**Task to complete**
In the entries, find all lines that hold the word "Honey" and copy them.

** Opening Dataset content block **

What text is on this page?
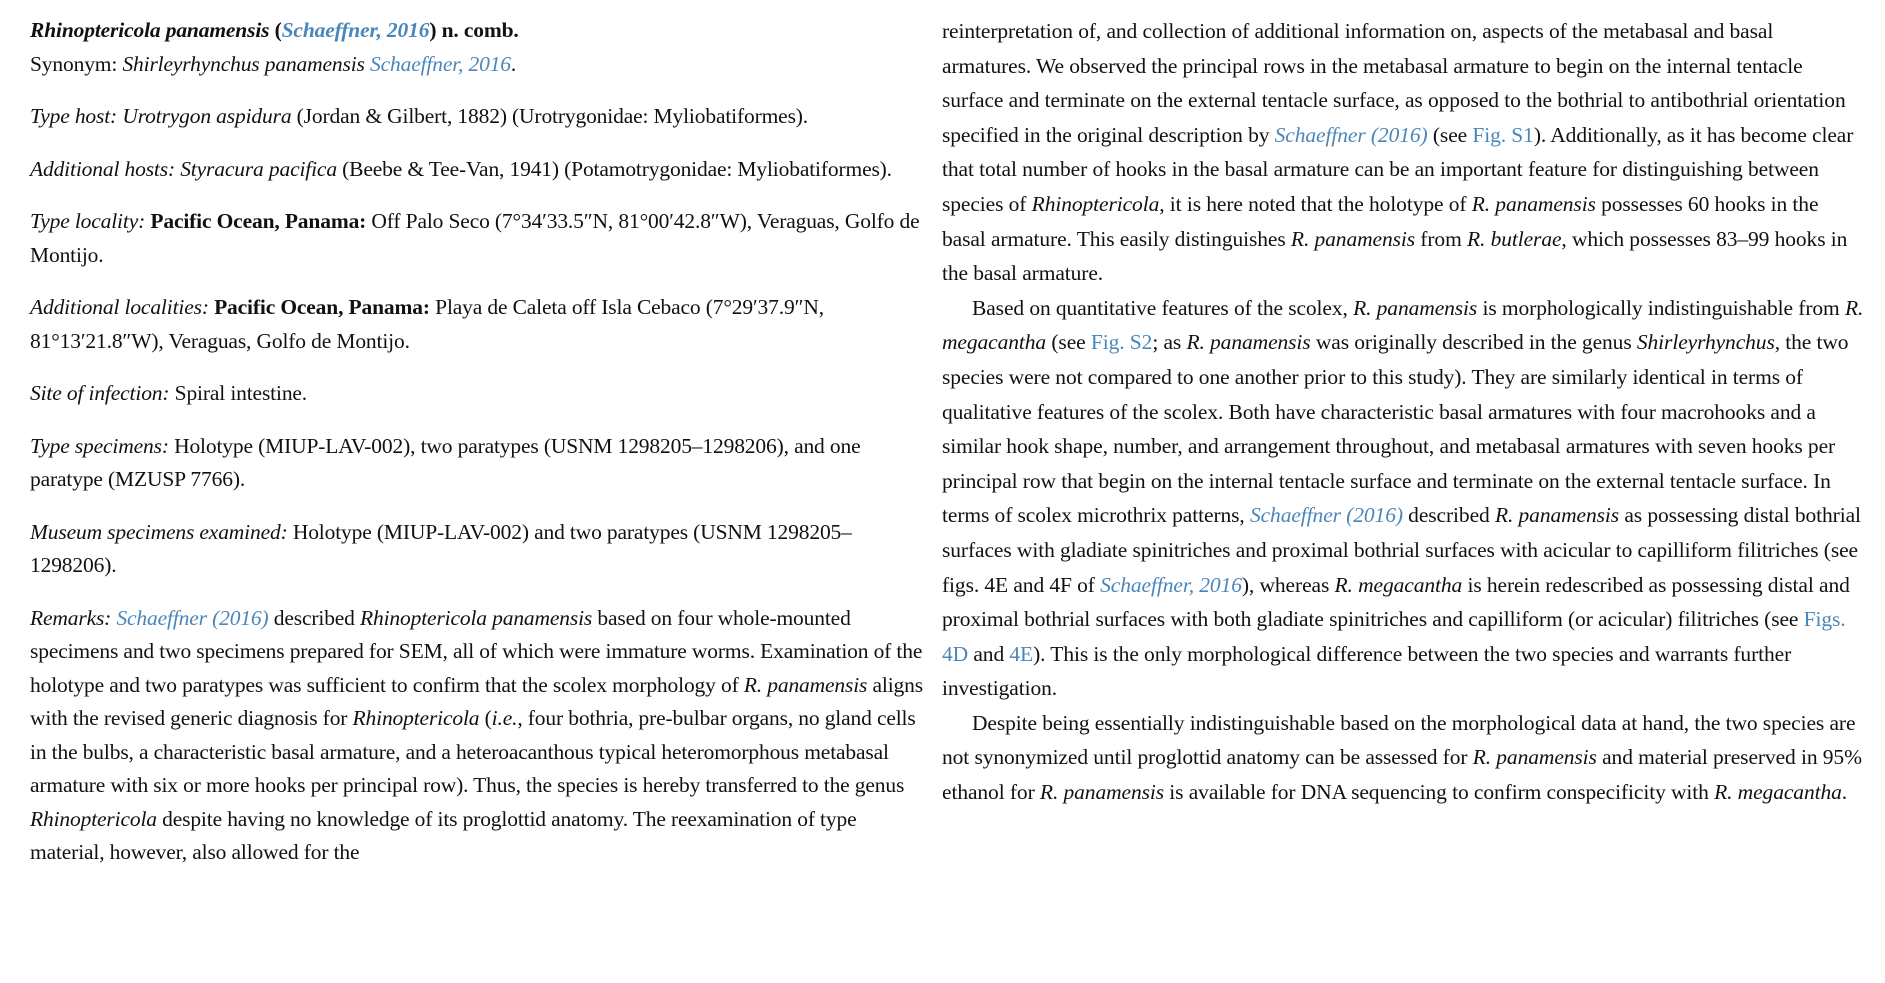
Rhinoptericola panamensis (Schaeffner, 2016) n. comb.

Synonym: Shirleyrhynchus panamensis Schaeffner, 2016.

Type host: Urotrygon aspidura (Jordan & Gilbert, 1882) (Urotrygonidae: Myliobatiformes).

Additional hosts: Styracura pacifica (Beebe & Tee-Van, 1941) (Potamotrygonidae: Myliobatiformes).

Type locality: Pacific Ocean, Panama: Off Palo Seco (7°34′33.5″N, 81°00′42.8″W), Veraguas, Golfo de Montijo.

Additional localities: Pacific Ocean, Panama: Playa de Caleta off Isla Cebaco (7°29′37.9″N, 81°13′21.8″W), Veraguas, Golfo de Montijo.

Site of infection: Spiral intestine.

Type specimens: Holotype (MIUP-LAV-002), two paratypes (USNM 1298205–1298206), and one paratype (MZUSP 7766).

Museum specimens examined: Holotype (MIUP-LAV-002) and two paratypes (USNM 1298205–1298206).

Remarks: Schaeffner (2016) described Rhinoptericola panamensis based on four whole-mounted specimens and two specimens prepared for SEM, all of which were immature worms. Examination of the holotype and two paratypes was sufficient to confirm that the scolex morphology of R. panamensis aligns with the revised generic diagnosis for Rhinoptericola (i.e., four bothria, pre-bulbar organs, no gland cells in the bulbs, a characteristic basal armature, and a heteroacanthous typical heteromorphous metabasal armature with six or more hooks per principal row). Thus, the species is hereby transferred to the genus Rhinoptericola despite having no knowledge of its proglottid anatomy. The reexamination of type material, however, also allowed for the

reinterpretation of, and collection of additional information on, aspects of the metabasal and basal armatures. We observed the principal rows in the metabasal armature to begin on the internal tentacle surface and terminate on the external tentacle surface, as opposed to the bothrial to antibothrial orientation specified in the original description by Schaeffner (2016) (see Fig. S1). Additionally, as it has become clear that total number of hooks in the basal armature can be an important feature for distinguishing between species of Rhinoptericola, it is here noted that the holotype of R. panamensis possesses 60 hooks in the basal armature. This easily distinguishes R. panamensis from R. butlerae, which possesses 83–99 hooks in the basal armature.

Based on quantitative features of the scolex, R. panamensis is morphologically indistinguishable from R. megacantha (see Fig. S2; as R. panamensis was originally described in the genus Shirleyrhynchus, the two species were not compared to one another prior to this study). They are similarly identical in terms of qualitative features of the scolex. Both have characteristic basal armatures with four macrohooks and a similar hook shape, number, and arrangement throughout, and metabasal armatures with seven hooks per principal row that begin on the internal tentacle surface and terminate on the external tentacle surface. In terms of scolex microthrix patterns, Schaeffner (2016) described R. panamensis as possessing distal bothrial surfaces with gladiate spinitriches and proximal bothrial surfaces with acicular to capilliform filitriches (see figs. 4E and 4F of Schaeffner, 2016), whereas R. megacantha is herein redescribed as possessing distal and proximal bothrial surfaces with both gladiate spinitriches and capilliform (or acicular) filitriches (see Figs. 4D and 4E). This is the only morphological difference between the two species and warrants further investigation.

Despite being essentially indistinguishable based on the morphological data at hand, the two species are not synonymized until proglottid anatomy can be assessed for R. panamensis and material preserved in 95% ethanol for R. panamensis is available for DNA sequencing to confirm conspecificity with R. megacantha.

** Closing Dataset content block **
** Opening Dataset content block **

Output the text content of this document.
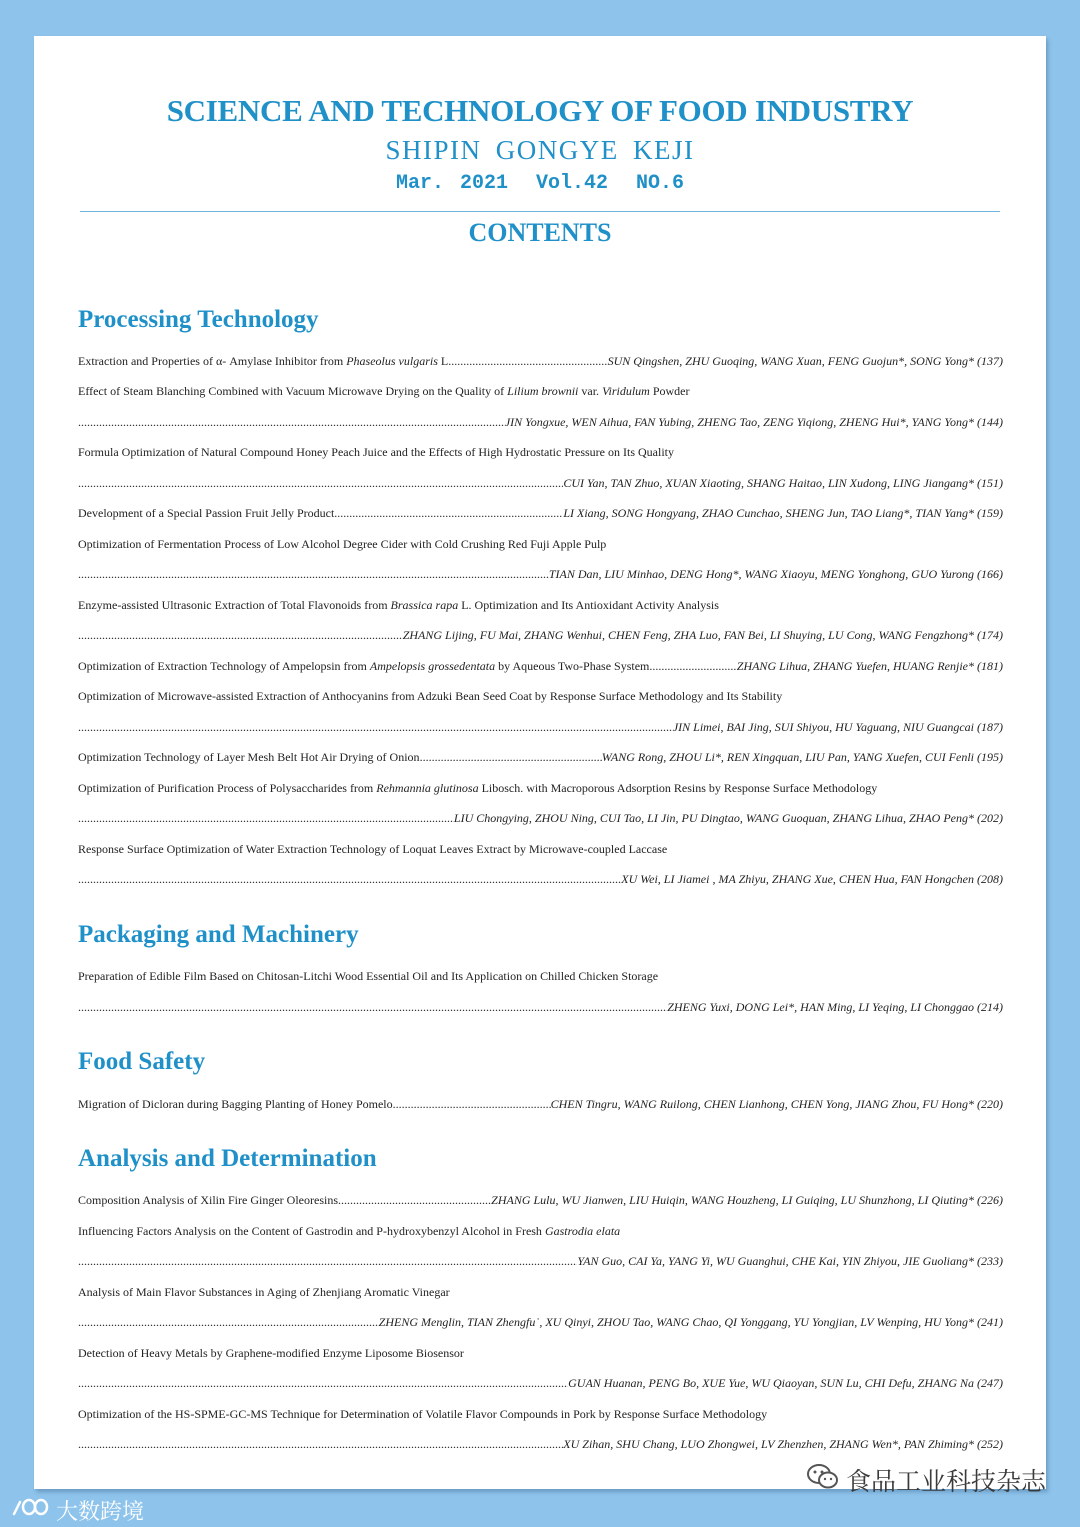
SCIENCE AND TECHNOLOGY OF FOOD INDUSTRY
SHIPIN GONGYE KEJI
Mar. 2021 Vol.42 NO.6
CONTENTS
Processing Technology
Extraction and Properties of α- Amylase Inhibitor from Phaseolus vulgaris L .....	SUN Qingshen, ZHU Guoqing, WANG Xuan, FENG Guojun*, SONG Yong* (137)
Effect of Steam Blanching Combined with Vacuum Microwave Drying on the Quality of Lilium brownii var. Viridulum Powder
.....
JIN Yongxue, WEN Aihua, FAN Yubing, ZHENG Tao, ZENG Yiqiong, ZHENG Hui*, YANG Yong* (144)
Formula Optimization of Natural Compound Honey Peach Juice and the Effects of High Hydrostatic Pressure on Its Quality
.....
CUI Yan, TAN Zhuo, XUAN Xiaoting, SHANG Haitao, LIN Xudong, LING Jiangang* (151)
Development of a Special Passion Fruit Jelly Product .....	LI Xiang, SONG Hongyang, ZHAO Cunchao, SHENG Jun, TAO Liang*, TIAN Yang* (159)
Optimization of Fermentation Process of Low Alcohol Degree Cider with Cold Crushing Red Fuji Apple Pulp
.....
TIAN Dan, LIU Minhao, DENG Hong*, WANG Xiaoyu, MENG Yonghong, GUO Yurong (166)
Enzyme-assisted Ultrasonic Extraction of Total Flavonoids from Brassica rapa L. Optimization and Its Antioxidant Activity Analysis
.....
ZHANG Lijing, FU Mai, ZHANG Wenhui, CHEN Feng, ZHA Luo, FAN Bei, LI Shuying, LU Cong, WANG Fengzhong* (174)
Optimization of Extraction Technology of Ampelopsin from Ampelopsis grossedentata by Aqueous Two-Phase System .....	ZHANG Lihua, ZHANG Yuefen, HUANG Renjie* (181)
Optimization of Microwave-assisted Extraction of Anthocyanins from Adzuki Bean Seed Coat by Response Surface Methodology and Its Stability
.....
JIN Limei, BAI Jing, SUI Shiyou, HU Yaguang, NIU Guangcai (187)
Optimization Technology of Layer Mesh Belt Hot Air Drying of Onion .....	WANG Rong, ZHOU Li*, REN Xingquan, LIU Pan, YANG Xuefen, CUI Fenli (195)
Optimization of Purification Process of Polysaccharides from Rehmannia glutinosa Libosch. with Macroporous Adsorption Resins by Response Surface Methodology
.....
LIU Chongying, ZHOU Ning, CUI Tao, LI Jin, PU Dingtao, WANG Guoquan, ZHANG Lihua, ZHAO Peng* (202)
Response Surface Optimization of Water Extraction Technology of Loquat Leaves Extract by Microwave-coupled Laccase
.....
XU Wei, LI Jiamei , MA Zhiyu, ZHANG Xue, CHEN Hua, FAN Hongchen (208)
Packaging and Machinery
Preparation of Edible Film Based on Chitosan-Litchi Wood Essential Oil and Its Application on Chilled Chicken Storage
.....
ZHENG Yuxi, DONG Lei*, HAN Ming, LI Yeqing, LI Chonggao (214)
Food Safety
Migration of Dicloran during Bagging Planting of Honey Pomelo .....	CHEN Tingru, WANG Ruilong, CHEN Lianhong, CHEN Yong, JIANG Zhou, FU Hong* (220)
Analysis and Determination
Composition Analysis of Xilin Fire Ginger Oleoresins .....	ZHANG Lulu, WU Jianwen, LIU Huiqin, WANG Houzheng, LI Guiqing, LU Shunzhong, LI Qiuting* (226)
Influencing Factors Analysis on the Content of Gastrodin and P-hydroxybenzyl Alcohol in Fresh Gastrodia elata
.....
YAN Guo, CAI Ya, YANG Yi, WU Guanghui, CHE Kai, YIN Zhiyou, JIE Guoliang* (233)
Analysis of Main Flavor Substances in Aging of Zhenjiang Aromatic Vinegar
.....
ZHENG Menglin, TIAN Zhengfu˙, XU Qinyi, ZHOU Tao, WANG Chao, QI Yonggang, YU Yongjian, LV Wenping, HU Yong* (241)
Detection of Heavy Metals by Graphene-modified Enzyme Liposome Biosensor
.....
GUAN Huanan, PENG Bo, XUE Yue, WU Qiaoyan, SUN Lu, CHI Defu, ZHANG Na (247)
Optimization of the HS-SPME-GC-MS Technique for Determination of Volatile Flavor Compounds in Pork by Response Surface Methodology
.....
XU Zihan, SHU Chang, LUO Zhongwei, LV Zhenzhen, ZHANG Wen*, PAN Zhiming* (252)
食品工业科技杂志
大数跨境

** Closing Dataset content block **

**Result for this exercise**
Formula Optimization of Natural Compound Honey Peach Juice and the Effects of High Hydrostatic Pressure on Its Quality
Migration of Dicloran during Bagging Planting of Honey Pomelo .....	CHEN Tingru, WANG Ruilong, CHEN Lianhong, CHEN Yong, JIANG Zhou, FU Hong* (220)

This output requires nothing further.